## STATED EXERCISE
Give the listing below again in full, exactly as written.

## EXTRACTED MATERIAL
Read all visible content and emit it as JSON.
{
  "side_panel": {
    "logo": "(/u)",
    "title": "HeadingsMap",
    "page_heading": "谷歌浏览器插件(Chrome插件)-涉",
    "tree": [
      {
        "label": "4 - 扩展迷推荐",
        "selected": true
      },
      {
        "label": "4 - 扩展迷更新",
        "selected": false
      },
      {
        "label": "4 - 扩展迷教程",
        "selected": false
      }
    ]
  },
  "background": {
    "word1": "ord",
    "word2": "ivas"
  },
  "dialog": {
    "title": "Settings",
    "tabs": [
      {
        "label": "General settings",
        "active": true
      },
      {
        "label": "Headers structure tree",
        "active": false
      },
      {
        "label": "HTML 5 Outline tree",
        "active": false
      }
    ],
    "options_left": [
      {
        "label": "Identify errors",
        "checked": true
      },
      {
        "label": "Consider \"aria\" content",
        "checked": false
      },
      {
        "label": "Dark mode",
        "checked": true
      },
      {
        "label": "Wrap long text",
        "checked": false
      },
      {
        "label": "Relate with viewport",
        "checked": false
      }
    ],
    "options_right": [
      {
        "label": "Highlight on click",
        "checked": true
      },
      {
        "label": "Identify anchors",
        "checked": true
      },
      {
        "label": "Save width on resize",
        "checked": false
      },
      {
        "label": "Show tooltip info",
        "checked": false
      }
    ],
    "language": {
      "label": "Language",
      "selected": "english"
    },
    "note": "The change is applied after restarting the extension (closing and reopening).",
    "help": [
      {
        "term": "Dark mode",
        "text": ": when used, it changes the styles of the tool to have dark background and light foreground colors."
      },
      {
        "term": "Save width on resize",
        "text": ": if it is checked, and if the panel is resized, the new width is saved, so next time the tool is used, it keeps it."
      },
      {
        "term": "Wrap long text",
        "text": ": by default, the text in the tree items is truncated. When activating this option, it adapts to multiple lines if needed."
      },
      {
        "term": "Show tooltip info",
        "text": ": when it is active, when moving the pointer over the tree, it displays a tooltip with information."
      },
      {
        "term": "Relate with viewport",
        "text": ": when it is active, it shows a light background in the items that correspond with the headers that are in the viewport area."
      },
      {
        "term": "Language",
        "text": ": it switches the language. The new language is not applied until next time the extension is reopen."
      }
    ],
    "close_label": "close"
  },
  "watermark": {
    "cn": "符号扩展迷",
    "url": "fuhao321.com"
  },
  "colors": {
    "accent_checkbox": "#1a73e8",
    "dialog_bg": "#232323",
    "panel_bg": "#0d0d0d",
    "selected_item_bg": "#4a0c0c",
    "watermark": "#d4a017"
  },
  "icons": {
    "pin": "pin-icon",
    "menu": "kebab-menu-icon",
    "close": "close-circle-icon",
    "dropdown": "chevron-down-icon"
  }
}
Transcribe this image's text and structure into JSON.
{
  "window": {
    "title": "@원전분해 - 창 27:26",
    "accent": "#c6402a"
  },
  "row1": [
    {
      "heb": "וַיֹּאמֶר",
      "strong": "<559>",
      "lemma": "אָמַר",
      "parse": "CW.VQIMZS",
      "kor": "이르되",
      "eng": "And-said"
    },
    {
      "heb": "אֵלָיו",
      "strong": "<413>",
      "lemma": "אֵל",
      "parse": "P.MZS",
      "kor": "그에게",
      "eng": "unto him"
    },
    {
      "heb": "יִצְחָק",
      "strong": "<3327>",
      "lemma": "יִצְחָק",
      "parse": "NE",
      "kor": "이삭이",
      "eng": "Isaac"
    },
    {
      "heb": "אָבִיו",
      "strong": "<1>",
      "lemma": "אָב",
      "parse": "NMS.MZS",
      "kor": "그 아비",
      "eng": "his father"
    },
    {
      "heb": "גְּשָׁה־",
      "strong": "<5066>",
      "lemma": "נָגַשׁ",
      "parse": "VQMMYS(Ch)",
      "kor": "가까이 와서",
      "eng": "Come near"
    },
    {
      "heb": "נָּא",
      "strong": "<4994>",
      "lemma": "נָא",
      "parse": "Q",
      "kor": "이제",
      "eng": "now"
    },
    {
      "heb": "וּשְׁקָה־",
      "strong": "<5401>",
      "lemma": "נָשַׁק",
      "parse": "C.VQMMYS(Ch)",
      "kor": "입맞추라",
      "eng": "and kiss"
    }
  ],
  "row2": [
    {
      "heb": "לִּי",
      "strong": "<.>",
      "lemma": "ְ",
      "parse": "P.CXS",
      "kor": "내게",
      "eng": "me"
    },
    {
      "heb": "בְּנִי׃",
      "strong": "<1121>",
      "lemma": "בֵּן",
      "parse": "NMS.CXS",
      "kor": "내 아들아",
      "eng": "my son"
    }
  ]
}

## REPLY TO THE TASK
Read all visible content and emit it as JSON.
{
  "side_panel": {
    "logo": "(/u)",
    "title": "HeadingsMap",
    "page_heading": "谷歌浏览器插件(Chrome插件)-涉",
    "tree": [
      {
        "label": "4 - 扩展迷推荐",
        "selected": true
      },
      {
        "label": "4 - 扩展迷更新",
        "selected": false
      },
      {
        "label": "4 - 扩展迷教程",
        "selected": false
      }
    ]
  },
  "background": {
    "word1": "ord",
    "word2": "ivas"
  },
  "dialog": {
    "title": "Settings",
    "tabs": [
      {
        "label": "General settings",
        "active": true
      },
      {
        "label": "Headers structure tree",
        "active": false
      },
      {
        "label": "HTML 5 Outline tree",
        "active": false
      }
    ],
    "options_left": [
      {
        "label": "Identify errors",
        "checked": true
      },
      {
        "label": "Consider \"aria\" content",
        "checked": false
      },
      {
        "label": "Dark mode",
        "checked": true
      },
      {
        "label": "Wrap long text",
        "checked": false
      },
      {
        "label": "Relate with viewport",
        "checked": false
      }
    ],
    "options_right": [
      {
        "label": "Highlight on click",
        "checked": true
      },
      {
        "label": "Identify anchors",
        "checked": true
      },
      {
        "label": "Save width on resize",
        "checked": false
      },
      {
        "label": "Show tooltip info",
        "checked": false
      }
    ],
    "language": {
      "label": "Language",
      "selected": "english"
    },
    "note": "The change is applied after restarting the extension (closing and reopening).",
    "help": [
      {
        "term": "Dark mode",
        "text": ": when used, it changes the styles of the tool to have dark background and light foreground colors."
      },
      {
        "term": "Save width on resize",
        "text": ": if it is checked, and if the panel is resized, the new width is saved, so next time the tool is used, it keeps it."
      },
      {
        "term": "Wrap long text",
        "text": ": by default, the text in the tree items is truncated. When activating this option, it adapts to multiple lines if needed."
      },
      {
        "term": "Show tooltip info",
        "text": ": when it is active, when moving the pointer over the tree, it displays a tooltip with information."
      },
      {
        "term": "Relate with viewport",
        "text": ": when it is active, it shows a light background in the items that correspond with the headers that are in the viewport area."
      },
      {
        "term": "Language",
        "text": ": it switches the language. The new language is not applied until next time the extension is reopen."
      }
    ],
    "close_label": "close"
  },
  "watermark": {
    "cn": "符号扩展迷",
    "url": "fuhao321.com"
  },
  "colors": {
    "accent_checkbox": "#1a73e8",
    "dialog_bg": "#232323",
    "panel_bg": "#0d0d0d",
    "selected_item_bg": "#4a0c0c",
    "watermark": "#d4a017"
  },
  "icons": {
    "pin": "pin-icon",
    "menu": "kebab-menu-icon",
    "close": "close-circle-icon",
    "dropdown": "chevron-down-icon"
  }
}
Transcribe this image's text and structure into JSON.
{
  "window": {
    "title": "@원전분해 - 창 27:26",
    "accent": "#c6402a"
  },
  "row1": [
    {
      "heb": "וַיֹּאמֶר",
      "strong": "<559>",
      "lemma": "אָמַר",
      "parse": "CW.VQIMZS",
      "kor": "이르되",
      "eng": "And-said"
    },
    {
      "heb": "אֵלָיו",
      "strong": "<413>",
      "lemma": "אֵל",
      "parse": "P.MZS",
      "kor": "그에게",
      "eng": "unto him"
    },
    {
      "heb": "יִצְחָק",
      "strong": "<3327>",
      "lemma": "יִצְחָק",
      "parse": "NE",
      "kor": "이삭이",
      "eng": "Isaac"
    },
    {
      "heb": "אָבִיו",
      "strong": "<1>",
      "lemma": "אָב",
      "parse": "NMS.MZS",
      "kor": "그 아비",
      "eng": "his father"
    },
    {
      "heb": "גְּשָׁה־",
      "strong": "<5066>",
      "lemma": "נָגַשׁ",
      "parse": "VQMMYS(Ch)",
      "kor": "가까이 와서",
      "eng": "Come near"
    },
    {
      "heb": "נָּא",
      "strong": "<4994>",
      "lemma": "נָא",
      "parse": "Q",
      "kor": "이제",
      "eng": "now"
    },
    {
      "heb": "וּשְׁקָה־",
      "strong": "<5401>",
      "lemma": "נָשַׁק",
      "parse": "C.VQMMYS(Ch)",
      "kor": "입맞추라",
      "eng": "and kiss"
    }
  ],
  "row2": [
    {
      "heb": "לִּי",
      "strong": "<.>",
      "lemma": "ְ",
      "parse": "P.CXS",
      "kor": "내게",
      "eng": "me"
    },
    {
      "heb": "בְּנִי׃",
      "strong": "<1121>",
      "lemma": "בֵּן",
      "parse": "NMS.CXS",
      "kor": "내 아들아",
      "eng": "my son"
    }
  ]
}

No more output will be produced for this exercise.